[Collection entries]

* start *

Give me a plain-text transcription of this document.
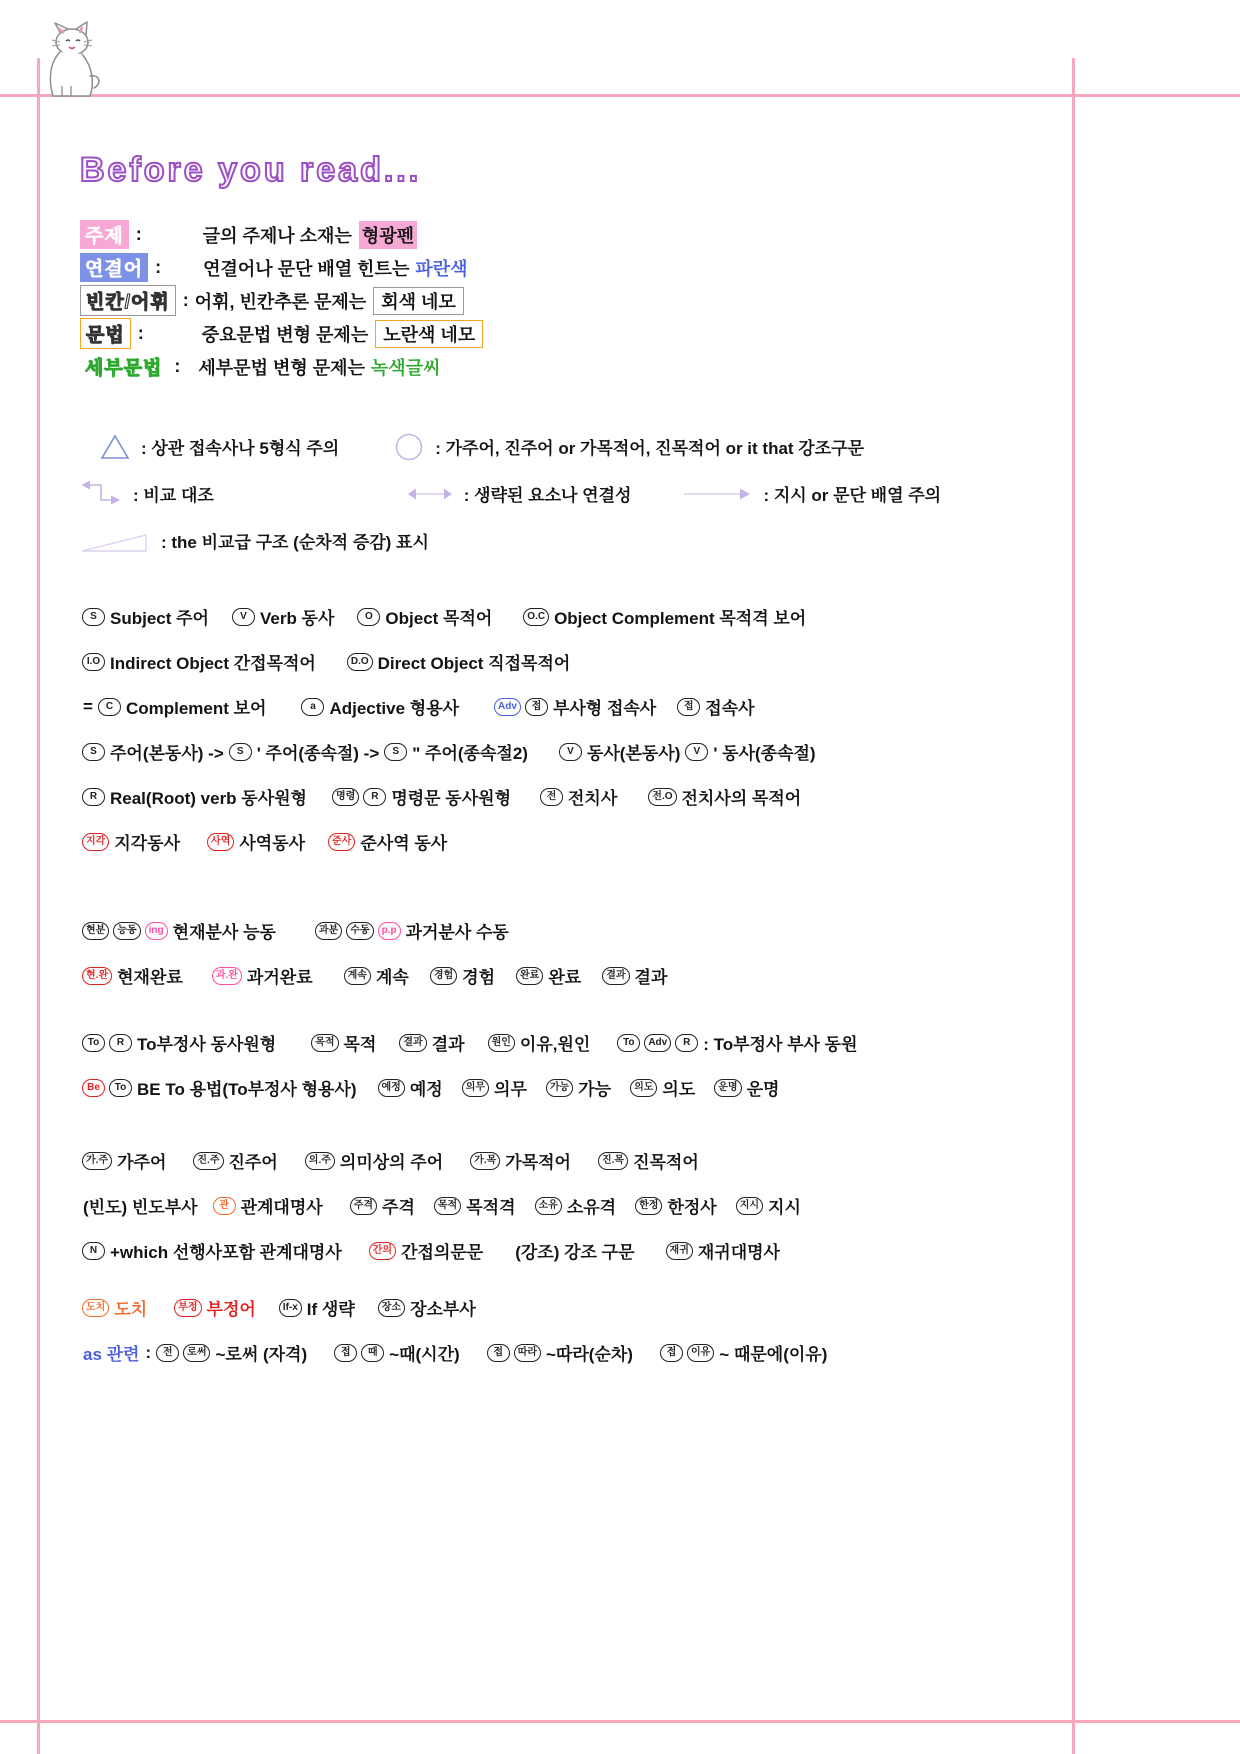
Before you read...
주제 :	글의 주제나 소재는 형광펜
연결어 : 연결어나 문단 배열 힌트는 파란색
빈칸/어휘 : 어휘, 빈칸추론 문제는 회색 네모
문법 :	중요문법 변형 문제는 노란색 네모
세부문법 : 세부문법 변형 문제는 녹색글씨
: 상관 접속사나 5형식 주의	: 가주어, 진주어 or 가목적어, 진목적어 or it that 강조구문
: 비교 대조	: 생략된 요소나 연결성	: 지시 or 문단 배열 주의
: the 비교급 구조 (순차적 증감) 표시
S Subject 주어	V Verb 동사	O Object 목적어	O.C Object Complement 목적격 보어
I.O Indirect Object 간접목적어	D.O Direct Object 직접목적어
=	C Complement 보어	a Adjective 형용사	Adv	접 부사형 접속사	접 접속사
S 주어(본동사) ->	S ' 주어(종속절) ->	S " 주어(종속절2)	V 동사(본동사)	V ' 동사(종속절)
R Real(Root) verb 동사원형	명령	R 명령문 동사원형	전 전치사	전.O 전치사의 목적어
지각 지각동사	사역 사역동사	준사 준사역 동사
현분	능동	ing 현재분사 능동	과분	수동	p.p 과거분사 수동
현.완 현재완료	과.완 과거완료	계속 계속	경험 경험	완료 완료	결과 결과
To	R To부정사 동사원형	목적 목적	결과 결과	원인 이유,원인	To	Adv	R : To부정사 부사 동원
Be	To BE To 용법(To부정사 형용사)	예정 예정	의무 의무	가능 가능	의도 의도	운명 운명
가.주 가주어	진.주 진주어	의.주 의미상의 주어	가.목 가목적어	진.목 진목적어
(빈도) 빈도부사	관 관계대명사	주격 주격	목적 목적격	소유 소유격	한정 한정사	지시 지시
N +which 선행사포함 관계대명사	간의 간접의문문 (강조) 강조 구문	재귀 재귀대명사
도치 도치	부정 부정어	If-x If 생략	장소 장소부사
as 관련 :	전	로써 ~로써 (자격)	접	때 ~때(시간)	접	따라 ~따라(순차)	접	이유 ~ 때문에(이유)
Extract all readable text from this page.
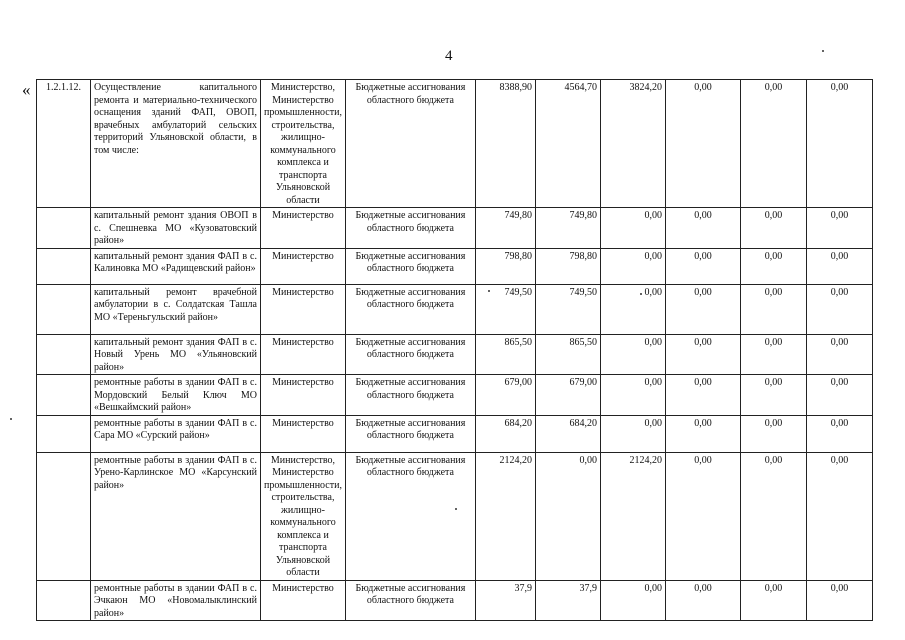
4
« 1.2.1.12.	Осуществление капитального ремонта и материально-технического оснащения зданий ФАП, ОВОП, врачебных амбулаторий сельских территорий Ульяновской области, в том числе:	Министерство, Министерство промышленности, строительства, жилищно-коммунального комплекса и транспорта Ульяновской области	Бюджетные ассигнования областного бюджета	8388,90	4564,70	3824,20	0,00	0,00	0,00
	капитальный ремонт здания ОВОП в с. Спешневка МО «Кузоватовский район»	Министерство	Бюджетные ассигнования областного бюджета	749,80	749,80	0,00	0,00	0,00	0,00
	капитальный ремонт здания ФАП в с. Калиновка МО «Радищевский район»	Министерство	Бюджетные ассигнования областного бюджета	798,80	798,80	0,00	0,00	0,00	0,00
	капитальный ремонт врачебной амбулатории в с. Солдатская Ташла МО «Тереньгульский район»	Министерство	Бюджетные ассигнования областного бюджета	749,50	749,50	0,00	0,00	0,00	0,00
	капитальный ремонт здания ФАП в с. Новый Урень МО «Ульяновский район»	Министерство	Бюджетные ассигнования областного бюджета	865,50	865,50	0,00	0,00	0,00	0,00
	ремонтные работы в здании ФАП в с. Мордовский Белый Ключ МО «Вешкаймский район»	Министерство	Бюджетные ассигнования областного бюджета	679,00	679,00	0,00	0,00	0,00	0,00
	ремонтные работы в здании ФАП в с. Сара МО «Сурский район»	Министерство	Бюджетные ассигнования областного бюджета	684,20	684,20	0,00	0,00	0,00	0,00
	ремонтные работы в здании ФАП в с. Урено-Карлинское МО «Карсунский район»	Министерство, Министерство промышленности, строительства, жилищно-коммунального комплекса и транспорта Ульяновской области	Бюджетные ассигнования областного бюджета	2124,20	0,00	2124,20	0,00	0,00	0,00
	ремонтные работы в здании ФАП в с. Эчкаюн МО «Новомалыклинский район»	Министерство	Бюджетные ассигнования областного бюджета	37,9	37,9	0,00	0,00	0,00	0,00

* end *

TASK: Repeat every record precisely. Any picture among them stays out of the copy.

ANSWER TO THIS PROBLEM:
Give me a plain-text transcription of this document.
Before you read...
주제 :	글의 주제나 소재는 형광펜
연결어 : 연결어나 문단 배열 힌트는 파란색
빈칸/어휘 : 어휘, 빈칸추론 문제는 회색 네모
문법 :	중요문법 변형 문제는 노란색 네모
세부문법 : 세부문법 변형 문제는 녹색글씨
: 상관 접속사나 5형식 주의	: 가주어, 진주어 or 가목적어, 진목적어 or it that 강조구문
: 비교 대조	: 생략된 요소나 연결성	: 지시 or 문단 배열 주의
: the 비교급 구조 (순차적 증감) 표시
S Subject 주어	V Verb 동사	O Object 목적어	O.C Object Complement 목적격 보어
I.O Indirect Object 간접목적어	D.O Direct Object 직접목적어
=	C Complement 보어	a Adjective 형용사	Adv	접 부사형 접속사	접 접속사
S 주어(본동사) ->	S ' 주어(종속절) ->	S " 주어(종속절2)	V 동사(본동사)	V ' 동사(종속절)
R Real(Root) verb 동사원형	명령	R 명령문 동사원형	전 전치사	전.O 전치사의 목적어
지각 지각동사	사역 사역동사	준사 준사역 동사
현분	능동	ing 현재분사 능동	과분	수동	p.p 과거분사 수동
현.완 현재완료	과.완 과거완료	계속 계속	경험 경험	완료 완료	결과 결과
To	R To부정사 동사원형	목적 목적	결과 결과	원인 이유,원인	To	Adv	R : To부정사 부사 동원
Be	To BE To 용법(To부정사 형용사)	예정 예정	의무 의무	가능 가능	의도 의도	운명 운명
가.주 가주어	진.주 진주어	의.주 의미상의 주어	가.목 가목적어	진.목 진목적어
(빈도) 빈도부사	관 관계대명사	주격 주격	목적 목적격	소유 소유격	한정 한정사	지시 지시
N +which 선행사포함 관계대명사	간의 간접의문문 (강조) 강조 구문	재귀 재귀대명사
도치 도치	부정 부정어	If-x If 생략	장소 장소부사
as 관련 :	전	로써 ~로써 (자격)	접	때 ~때(시간)	접	따라 ~따라(순차)	접	이유 ~ 때문에(이유)
Extract all readable text from this page.
4
« 1.2.1.12.	Осуществление капитального ремонта и материально-технического оснащения зданий ФАП, ОВОП, врачебных амбулаторий сельских территорий Ульяновской области, в том числе:	Министерство, Министерство промышленности, строительства, жилищно-коммунального комплекса и транспорта Ульяновской области	Бюджетные ассигнования областного бюджета	8388,90	4564,70	3824,20	0,00	0,00	0,00
	капитальный ремонт здания ОВОП в с. Спешневка МО «Кузоватовский район»	Министерство	Бюджетные ассигнования областного бюджета	749,80	749,80	0,00	0,00	0,00	0,00
	капитальный ремонт здания ФАП в с. Калиновка МО «Радищевский район»	Министерство	Бюджетные ассигнования областного бюджета	798,80	798,80	0,00	0,00	0,00	0,00
	капитальный ремонт врачебной амбулатории в с. Солдатская Ташла МО «Тереньгульский район»	Министерство	Бюджетные ассигнования областного бюджета	749,50	749,50	0,00	0,00	0,00	0,00
	капитальный ремонт здания ФАП в с. Новый Урень МО «Ульяновский район»	Министерство	Бюджетные ассигнования областного бюджета	865,50	865,50	0,00	0,00	0,00	0,00
	ремонтные работы в здании ФАП в с. Мордовский Белый Ключ МО «Вешкаймский район»	Министерство	Бюджетные ассигнования областного бюджета	679,00	679,00	0,00	0,00	0,00	0,00
	ремонтные работы в здании ФАП в с. Сара МО «Сурский район»	Министерство	Бюджетные ассигнования областного бюджета	684,20	684,20	0,00	0,00	0,00	0,00
	ремонтные работы в здании ФАП в с. Урено-Карлинское МО «Карсунский район»	Министерство, Министерство промышленности, строительства, жилищно-коммунального комплекса и транспорта Ульяновской области	Бюджетные ассигнования областного бюджета	2124,20	0,00	2124,20	0,00	0,00	0,00
	ремонтные работы в здании ФАП в с. Эчкаюн МО «Новомалыклинский район»	Министерство	Бюджетные ассигнования областного бюджета	37,9	37,9	0,00	0,00	0,00	0,00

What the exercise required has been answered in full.